◆ **Task**: Each record below is to be reproduced without any change.

········

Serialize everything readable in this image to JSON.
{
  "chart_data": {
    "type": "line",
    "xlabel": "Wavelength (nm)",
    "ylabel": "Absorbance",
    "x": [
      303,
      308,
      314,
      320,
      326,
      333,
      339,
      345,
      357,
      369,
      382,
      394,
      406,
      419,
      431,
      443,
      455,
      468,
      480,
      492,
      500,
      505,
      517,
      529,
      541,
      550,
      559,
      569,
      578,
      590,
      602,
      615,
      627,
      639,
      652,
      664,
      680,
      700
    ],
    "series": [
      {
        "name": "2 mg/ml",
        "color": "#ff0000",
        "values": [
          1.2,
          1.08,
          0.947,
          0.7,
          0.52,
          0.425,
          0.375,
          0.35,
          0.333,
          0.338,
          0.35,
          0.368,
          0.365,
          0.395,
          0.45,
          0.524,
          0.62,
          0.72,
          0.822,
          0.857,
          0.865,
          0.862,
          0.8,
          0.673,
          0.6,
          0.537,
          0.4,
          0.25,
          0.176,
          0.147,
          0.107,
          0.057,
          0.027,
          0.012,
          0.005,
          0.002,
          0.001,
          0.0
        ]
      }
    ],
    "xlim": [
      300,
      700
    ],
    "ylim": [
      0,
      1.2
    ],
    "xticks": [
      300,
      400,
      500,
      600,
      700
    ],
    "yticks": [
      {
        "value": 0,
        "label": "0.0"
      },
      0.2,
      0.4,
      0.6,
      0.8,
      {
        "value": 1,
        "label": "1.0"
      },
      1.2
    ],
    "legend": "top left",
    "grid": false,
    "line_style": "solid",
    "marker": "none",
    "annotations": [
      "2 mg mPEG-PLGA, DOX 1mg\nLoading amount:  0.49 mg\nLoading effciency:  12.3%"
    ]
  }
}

········

◆ **Written answer**:
Serialize everything readable in this image to JSON.
{
  "chart_data": {
    "type": "line",
    "xlabel": "Wavelength (nm)",
    "ylabel": "Absorbance",
    "x": [
      303,
      308,
      314,
      320,
      326,
      333,
      339,
      345,
      357,
      369,
      382,
      394,
      406,
      419,
      431,
      443,
      455,
      468,
      480,
      492,
      500,
      505,
      517,
      529,
      541,
      550,
      559,
      569,
      578,
      590,
      602,
      615,
      627,
      639,
      652,
      664,
      680,
      700
    ],
    "series": [
      {
        "name": "2 mg/ml",
        "color": "#ff0000",
        "values": [
          1.2,
          1.08,
          0.947,
          0.7,
          0.52,
          0.425,
          0.375,
          0.35,
          0.333,
          0.338,
          0.35,
          0.368,
          0.365,
          0.395,
          0.45,
          0.524,
          0.62,
          0.72,
          0.822,
          0.857,
          0.865,
          0.862,
          0.8,
          0.673,
          0.6,
          0.537,
          0.4,
          0.25,
          0.176,
          0.147,
          0.107,
          0.057,
          0.027,
          0.012,
          0.005,
          0.002,
          0.001,
          0.0
        ]
      }
    ],
    "xlim": [
      300,
      700
    ],
    "ylim": [
      0,
      1.2
    ],
    "xticks": [
      300,
      400,
      500,
      600,
      700
    ],
    "yticks": [
      {
        "value": 0,
        "label": "0.0"
      },
      0.2,
      0.4,
      0.6,
      0.8,
      {
        "value": 1,
        "label": "1.0"
      },
      1.2
    ],
    "legend": "top left",
    "grid": false,
    "line_style": "solid",
    "marker": "none",
    "annotations": [
      "2 mg mPEG-PLGA, DOX 1mg\nLoading amount:  0.49 mg\nLoading effciency:  12.3%"
    ]
  }
}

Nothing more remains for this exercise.